## TASKS
1 > From the forum thread about EXE files, list in order each step of the command sequence one reply suggests.
2 > In the forum thread about EXE files, what kind of object does one reply compare an EXE to?
3 > Carry on writing the forum thread about EXE files, starting after its final sentence.

## TEXT TO READ
· · · · · · ·

Seriously - I just saw on the Marc McDonald video (Awesome video!) thread someone said that the first two bites of windows exes are acii MZ for the initials of the guy who created them.
So, what the heck are EXEs? I read that for the Mac, exes are some header info, that tell it what code to load where in the file - for intel, in a block thats first, for powerPC in a block that starts after (Is Dr Dobbs journal awesome or what?). On windows,
what the heck is it?
And how would I generate an EXE? If I took assembly code, how would I get that into machine code? My friend today was saying "Yeah back in my day, we would edit the machine code by hand" - and my head basically popped.
I want to edit machine code by hand!
So what the heck is an EXE? I know how to open one, I know that its something I can't reference in a project, but something that is self contained, and runs, and has a main method - where the heck is the main method? Is it always at 20,000 bytes or something
in the file? Can I build an exe by hand in notepad? What would I need to build an exe by hand? And how many days would it take?
A lot of your threads were already weird, but now it's getting ridiculous...
start -> run -> cmd -> debug -> go nuts!
Think of an EXE like flat-pack furniture. It's a kit of parts used to produce a running program - a
process. And like a flat-pack, it includes assembly instructions - how to turn the kit into the working process.

· · · · · · ·

## DATA PROVIDED
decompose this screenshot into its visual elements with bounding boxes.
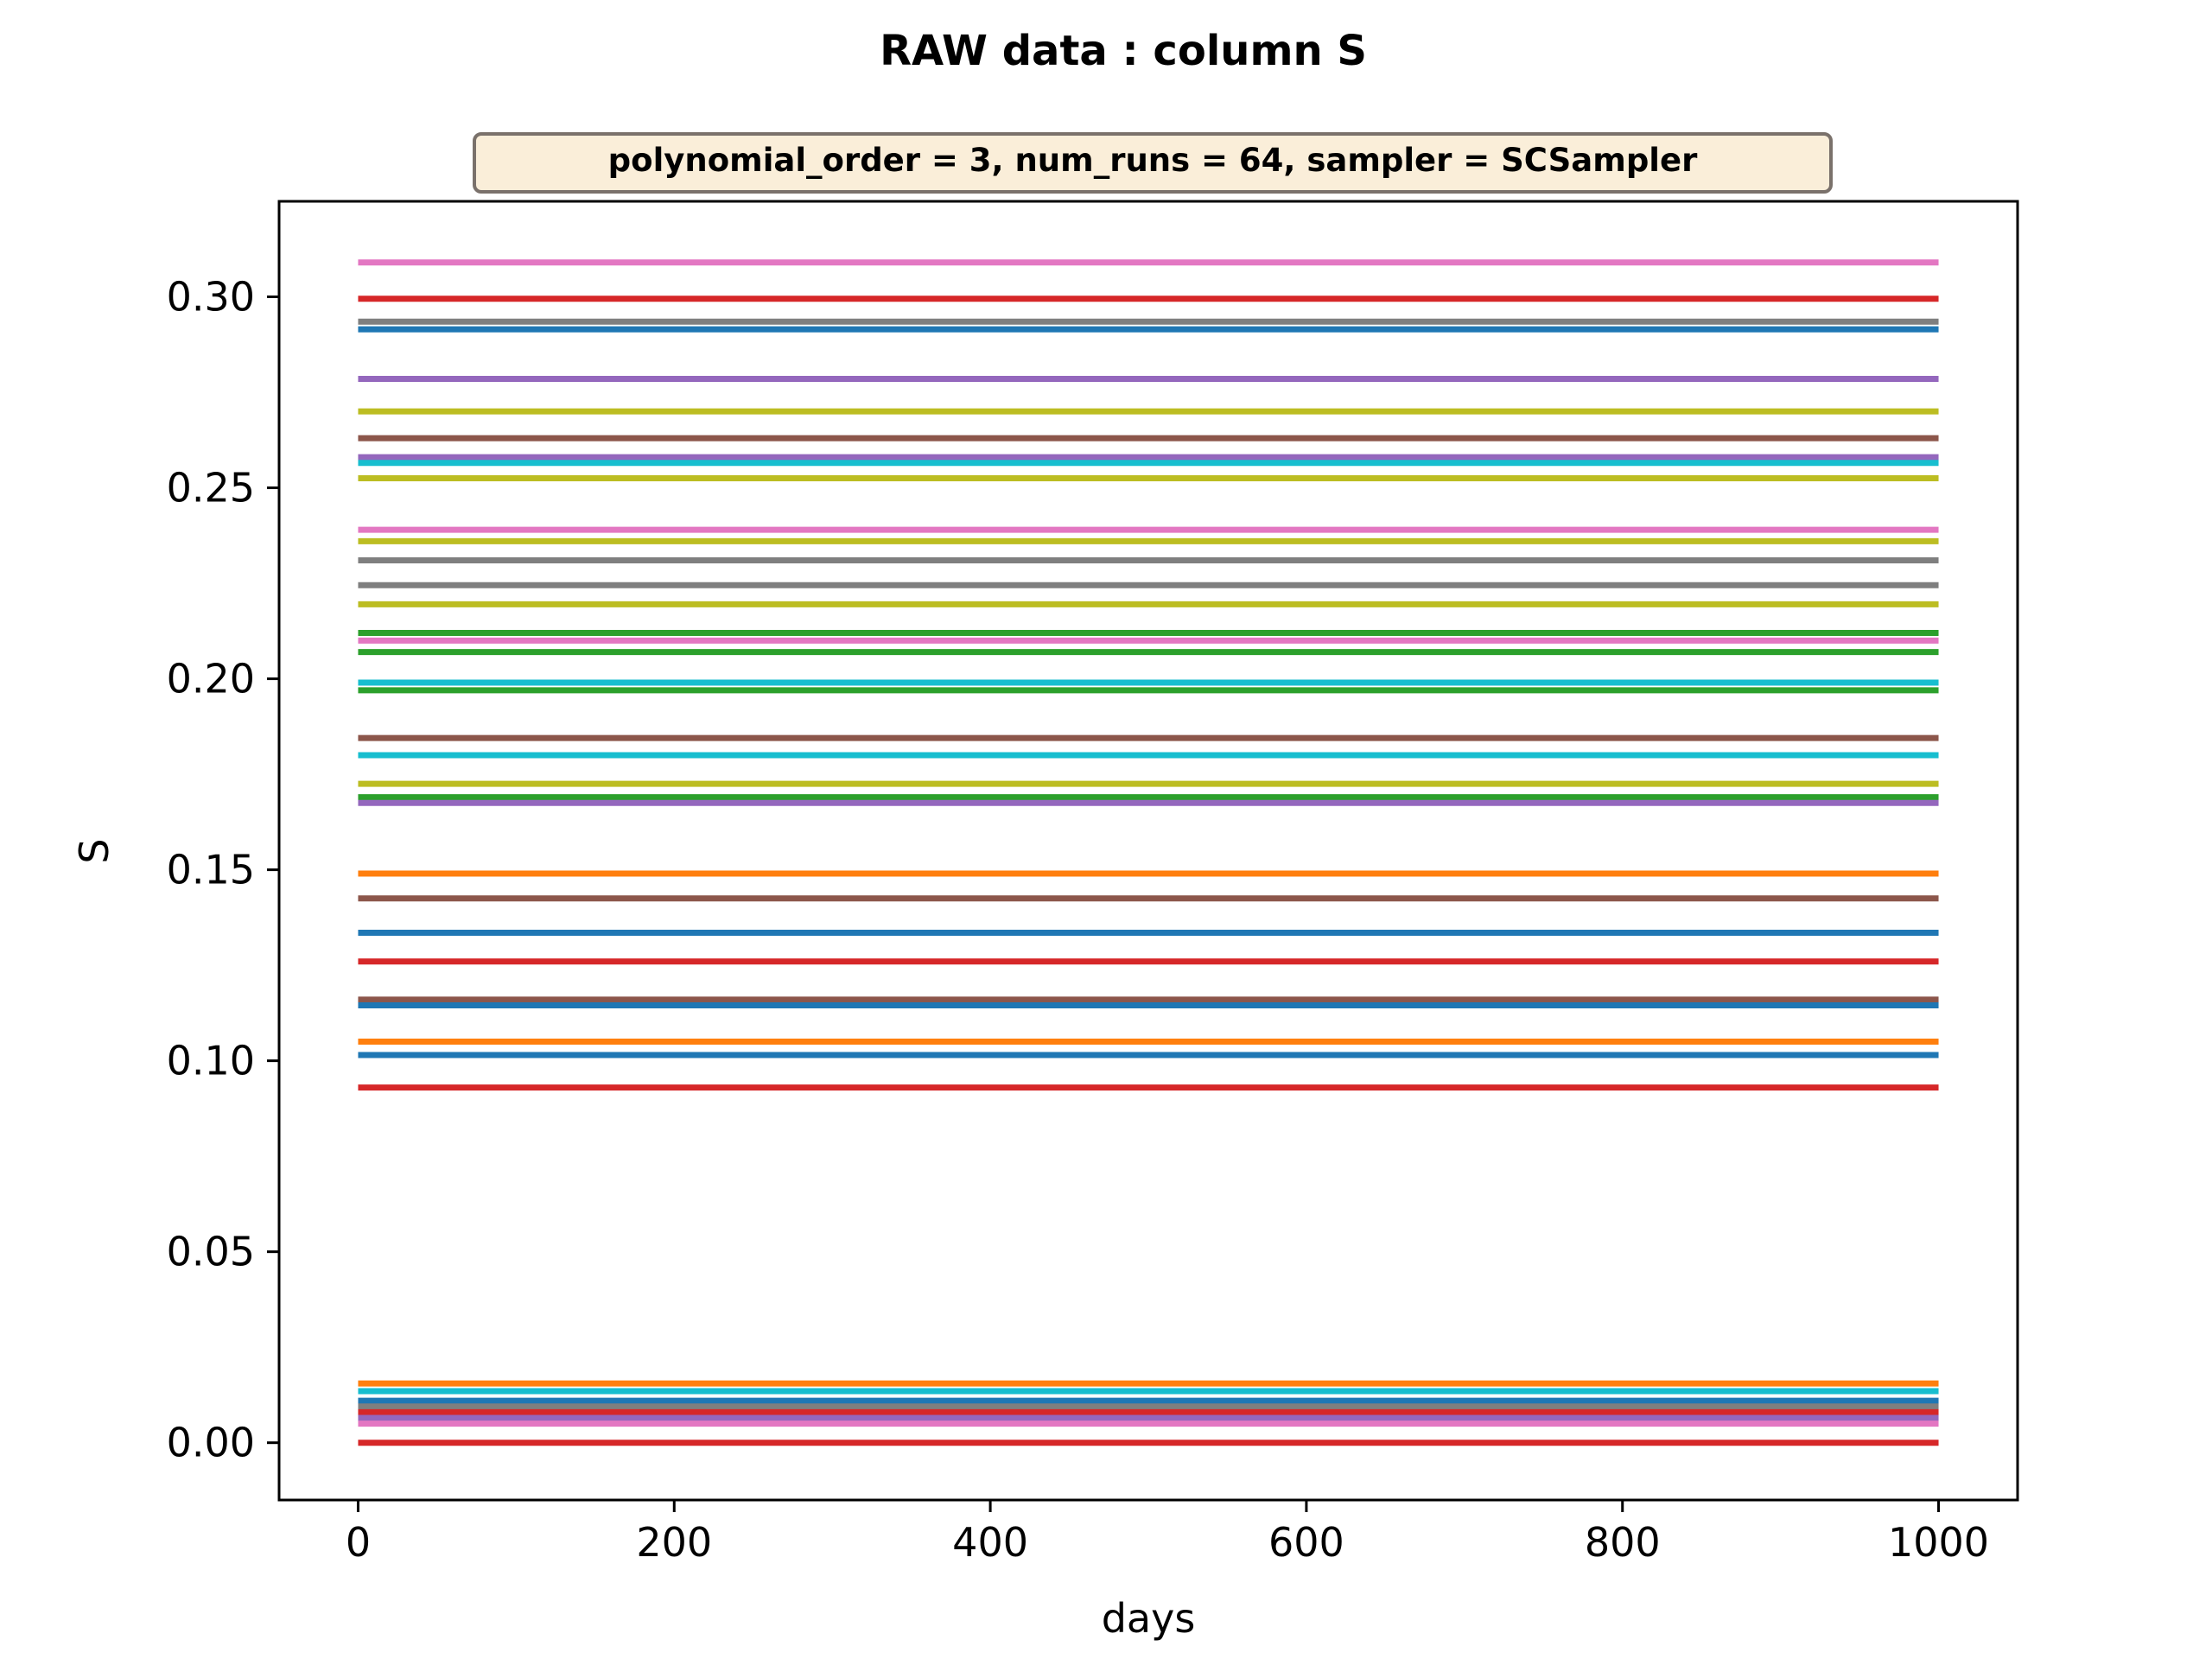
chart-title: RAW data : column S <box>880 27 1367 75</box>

· · · · · · ·

## ANSWERS TO THE EXERCISES
1 >
start
run
cmd
debug
go nuts!

2 > Flat-pack furniture.

3 >
A PE file contains a number of sections. The simplest sections contain code, read-only data, and data that has an initial value and can be updated. An OS component called the
loader reads the section headers and sets up the process's virtual address space appropriately. There can also be uninitialised data sections, where the file contains no data for that section and the loader simply allocates the right amount of memory
at the appropriate address. Then the loader looks for the executable's start address in the header, and jumps to that address.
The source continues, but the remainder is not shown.